• **YOUR OBJECTIVE**
Retype the listing that follows, exactly as written.

• **TASK INPUT**
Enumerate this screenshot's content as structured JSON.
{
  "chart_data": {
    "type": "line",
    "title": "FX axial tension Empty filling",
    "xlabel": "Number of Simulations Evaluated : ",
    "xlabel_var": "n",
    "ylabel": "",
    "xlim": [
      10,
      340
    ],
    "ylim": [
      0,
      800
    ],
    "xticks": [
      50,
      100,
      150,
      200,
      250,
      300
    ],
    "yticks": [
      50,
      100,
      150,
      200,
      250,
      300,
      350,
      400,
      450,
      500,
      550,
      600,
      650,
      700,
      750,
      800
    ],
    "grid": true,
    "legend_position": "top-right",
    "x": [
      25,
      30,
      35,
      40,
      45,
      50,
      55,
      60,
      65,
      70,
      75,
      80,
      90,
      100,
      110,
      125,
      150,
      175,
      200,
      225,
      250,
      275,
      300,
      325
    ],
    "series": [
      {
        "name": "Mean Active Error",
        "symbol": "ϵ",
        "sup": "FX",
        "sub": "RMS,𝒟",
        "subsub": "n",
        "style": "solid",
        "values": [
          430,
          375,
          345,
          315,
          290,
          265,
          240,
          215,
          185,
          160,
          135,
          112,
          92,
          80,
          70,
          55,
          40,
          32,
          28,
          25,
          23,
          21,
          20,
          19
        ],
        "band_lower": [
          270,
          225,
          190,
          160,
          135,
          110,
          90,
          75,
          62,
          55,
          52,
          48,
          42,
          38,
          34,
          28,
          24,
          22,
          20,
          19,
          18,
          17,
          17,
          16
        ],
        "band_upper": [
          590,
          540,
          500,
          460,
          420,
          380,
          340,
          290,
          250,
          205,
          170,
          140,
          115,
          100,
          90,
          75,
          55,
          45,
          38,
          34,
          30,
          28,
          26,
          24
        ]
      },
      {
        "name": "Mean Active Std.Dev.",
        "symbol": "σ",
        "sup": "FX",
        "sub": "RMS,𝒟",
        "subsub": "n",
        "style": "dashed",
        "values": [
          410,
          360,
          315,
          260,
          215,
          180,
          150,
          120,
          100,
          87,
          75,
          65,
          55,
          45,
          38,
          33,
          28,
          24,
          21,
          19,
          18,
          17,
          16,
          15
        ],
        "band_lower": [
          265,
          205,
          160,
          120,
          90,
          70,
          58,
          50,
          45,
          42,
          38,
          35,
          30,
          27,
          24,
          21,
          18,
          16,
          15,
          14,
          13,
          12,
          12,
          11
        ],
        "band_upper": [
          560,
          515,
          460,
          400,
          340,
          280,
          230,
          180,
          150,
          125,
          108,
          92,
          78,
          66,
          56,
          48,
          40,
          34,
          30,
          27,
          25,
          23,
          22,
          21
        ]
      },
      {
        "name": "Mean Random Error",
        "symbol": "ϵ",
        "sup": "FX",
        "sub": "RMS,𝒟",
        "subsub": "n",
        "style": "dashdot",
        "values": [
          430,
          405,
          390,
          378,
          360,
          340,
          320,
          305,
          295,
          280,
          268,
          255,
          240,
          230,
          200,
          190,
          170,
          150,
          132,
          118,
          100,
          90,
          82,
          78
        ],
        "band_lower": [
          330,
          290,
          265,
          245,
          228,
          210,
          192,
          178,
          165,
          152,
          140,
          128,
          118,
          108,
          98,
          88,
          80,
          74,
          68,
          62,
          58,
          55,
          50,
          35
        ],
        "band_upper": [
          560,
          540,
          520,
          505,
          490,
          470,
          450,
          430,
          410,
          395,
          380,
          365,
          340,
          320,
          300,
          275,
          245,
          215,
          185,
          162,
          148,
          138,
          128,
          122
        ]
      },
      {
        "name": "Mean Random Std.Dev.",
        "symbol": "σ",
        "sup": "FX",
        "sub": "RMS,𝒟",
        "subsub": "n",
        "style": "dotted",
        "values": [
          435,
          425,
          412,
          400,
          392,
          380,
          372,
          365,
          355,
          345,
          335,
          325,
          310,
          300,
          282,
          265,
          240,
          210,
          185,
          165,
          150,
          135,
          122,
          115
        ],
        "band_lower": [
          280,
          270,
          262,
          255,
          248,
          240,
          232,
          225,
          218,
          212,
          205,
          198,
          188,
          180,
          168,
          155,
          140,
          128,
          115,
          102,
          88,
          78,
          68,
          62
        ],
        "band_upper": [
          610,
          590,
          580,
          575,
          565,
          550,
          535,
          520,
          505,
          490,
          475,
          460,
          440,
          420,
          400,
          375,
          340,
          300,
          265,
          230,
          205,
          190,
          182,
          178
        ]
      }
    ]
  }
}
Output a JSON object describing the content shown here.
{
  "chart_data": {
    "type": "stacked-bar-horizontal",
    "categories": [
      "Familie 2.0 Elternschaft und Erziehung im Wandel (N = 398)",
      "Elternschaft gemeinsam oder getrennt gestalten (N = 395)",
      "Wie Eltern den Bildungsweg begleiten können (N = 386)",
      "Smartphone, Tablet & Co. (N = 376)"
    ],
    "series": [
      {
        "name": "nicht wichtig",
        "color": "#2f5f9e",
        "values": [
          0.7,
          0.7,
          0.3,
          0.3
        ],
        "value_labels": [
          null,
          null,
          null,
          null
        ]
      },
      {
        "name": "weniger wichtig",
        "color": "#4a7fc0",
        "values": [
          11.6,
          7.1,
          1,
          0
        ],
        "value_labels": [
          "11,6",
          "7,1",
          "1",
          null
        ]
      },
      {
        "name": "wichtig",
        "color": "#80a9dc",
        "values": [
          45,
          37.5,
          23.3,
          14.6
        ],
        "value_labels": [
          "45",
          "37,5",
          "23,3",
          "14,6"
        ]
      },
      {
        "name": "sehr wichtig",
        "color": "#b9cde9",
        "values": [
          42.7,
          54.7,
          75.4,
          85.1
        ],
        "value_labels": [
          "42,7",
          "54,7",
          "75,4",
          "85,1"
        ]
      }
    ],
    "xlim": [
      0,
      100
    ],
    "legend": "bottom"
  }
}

• **WRITTEN RESPONSE**
Enumerate this screenshot's content as structured JSON.
{
  "chart_data": {
    "type": "line",
    "title": "FX axial tension Empty filling",
    "xlabel": "Number of Simulations Evaluated : ",
    "xlabel_var": "n",
    "ylabel": "",
    "xlim": [
      10,
      340
    ],
    "ylim": [
      0,
      800
    ],
    "xticks": [
      50,
      100,
      150,
      200,
      250,
      300
    ],
    "yticks": [
      50,
      100,
      150,
      200,
      250,
      300,
      350,
      400,
      450,
      500,
      550,
      600,
      650,
      700,
      750,
      800
    ],
    "grid": true,
    "legend_position": "top-right",
    "x": [
      25,
      30,
      35,
      40,
      45,
      50,
      55,
      60,
      65,
      70,
      75,
      80,
      90,
      100,
      110,
      125,
      150,
      175,
      200,
      225,
      250,
      275,
      300,
      325
    ],
    "series": [
      {
        "name": "Mean Active Error",
        "symbol": "ϵ",
        "sup": "FX",
        "sub": "RMS,𝒟",
        "subsub": "n",
        "style": "solid",
        "values": [
          430,
          375,
          345,
          315,
          290,
          265,
          240,
          215,
          185,
          160,
          135,
          112,
          92,
          80,
          70,
          55,
          40,
          32,
          28,
          25,
          23,
          21,
          20,
          19
        ],
        "band_lower": [
          270,
          225,
          190,
          160,
          135,
          110,
          90,
          75,
          62,
          55,
          52,
          48,
          42,
          38,
          34,
          28,
          24,
          22,
          20,
          19,
          18,
          17,
          17,
          16
        ],
        "band_upper": [
          590,
          540,
          500,
          460,
          420,
          380,
          340,
          290,
          250,
          205,
          170,
          140,
          115,
          100,
          90,
          75,
          55,
          45,
          38,
          34,
          30,
          28,
          26,
          24
        ]
      },
      {
        "name": "Mean Active Std.Dev.",
        "symbol": "σ",
        "sup": "FX",
        "sub": "RMS,𝒟",
        "subsub": "n",
        "style": "dashed",
        "values": [
          410,
          360,
          315,
          260,
          215,
          180,
          150,
          120,
          100,
          87,
          75,
          65,
          55,
          45,
          38,
          33,
          28,
          24,
          21,
          19,
          18,
          17,
          16,
          15
        ],
        "band_lower": [
          265,
          205,
          160,
          120,
          90,
          70,
          58,
          50,
          45,
          42,
          38,
          35,
          30,
          27,
          24,
          21,
          18,
          16,
          15,
          14,
          13,
          12,
          12,
          11
        ],
        "band_upper": [
          560,
          515,
          460,
          400,
          340,
          280,
          230,
          180,
          150,
          125,
          108,
          92,
          78,
          66,
          56,
          48,
          40,
          34,
          30,
          27,
          25,
          23,
          22,
          21
        ]
      },
      {
        "name": "Mean Random Error",
        "symbol": "ϵ",
        "sup": "FX",
        "sub": "RMS,𝒟",
        "subsub": "n",
        "style": "dashdot",
        "values": [
          430,
          405,
          390,
          378,
          360,
          340,
          320,
          305,
          295,
          280,
          268,
          255,
          240,
          230,
          200,
          190,
          170,
          150,
          132,
          118,
          100,
          90,
          82,
          78
        ],
        "band_lower": [
          330,
          290,
          265,
          245,
          228,
          210,
          192,
          178,
          165,
          152,
          140,
          128,
          118,
          108,
          98,
          88,
          80,
          74,
          68,
          62,
          58,
          55,
          50,
          35
        ],
        "band_upper": [
          560,
          540,
          520,
          505,
          490,
          470,
          450,
          430,
          410,
          395,
          380,
          365,
          340,
          320,
          300,
          275,
          245,
          215,
          185,
          162,
          148,
          138,
          128,
          122
        ]
      },
      {
        "name": "Mean Random Std.Dev.",
        "symbol": "σ",
        "sup": "FX",
        "sub": "RMS,𝒟",
        "subsub": "n",
        "style": "dotted",
        "values": [
          435,
          425,
          412,
          400,
          392,
          380,
          372,
          365,
          355,
          345,
          335,
          325,
          310,
          300,
          282,
          265,
          240,
          210,
          185,
          165,
          150,
          135,
          122,
          115
        ],
        "band_lower": [
          280,
          270,
          262,
          255,
          248,
          240,
          232,
          225,
          218,
          212,
          205,
          198,
          188,
          180,
          168,
          155,
          140,
          128,
          115,
          102,
          88,
          78,
          68,
          62
        ],
        "band_upper": [
          610,
          590,
          580,
          575,
          565,
          550,
          535,
          520,
          505,
          490,
          475,
          460,
          440,
          420,
          400,
          375,
          340,
          300,
          265,
          230,
          205,
          190,
          182,
          178
        ]
      }
    ]
  }
}
Output a JSON object describing the content shown here.
{
  "chart_data": {
    "type": "stacked-bar-horizontal",
    "categories": [
      "Familie 2.0 Elternschaft und Erziehung im Wandel (N = 398)",
      "Elternschaft gemeinsam oder getrennt gestalten (N = 395)",
      "Wie Eltern den Bildungsweg begleiten können (N = 386)",
      "Smartphone, Tablet & Co. (N = 376)"
    ],
    "series": [
      {
        "name": "nicht wichtig",
        "color": "#2f5f9e",
        "values": [
          0.7,
          0.7,
          0.3,
          0.3
        ],
        "value_labels": [
          null,
          null,
          null,
          null
        ]
      },
      {
        "name": "weniger wichtig",
        "color": "#4a7fc0",
        "values": [
          11.6,
          7.1,
          1,
          0
        ],
        "value_labels": [
          "11,6",
          "7,1",
          "1",
          null
        ]
      },
      {
        "name": "wichtig",
        "color": "#80a9dc",
        "values": [
          45,
          37.5,
          23.3,
          14.6
        ],
        "value_labels": [
          "45",
          "37,5",
          "23,3",
          "14,6"
        ]
      },
      {
        "name": "sehr wichtig",
        "color": "#b9cde9",
        "values": [
          42.7,
          54.7,
          75.4,
          85.1
        ],
        "value_labels": [
          "42,7",
          "54,7",
          "75,4",
          "85,1"
        ]
      }
    ],
    "xlim": [
      0,
      100
    ],
    "legend": "bottom"
  }
}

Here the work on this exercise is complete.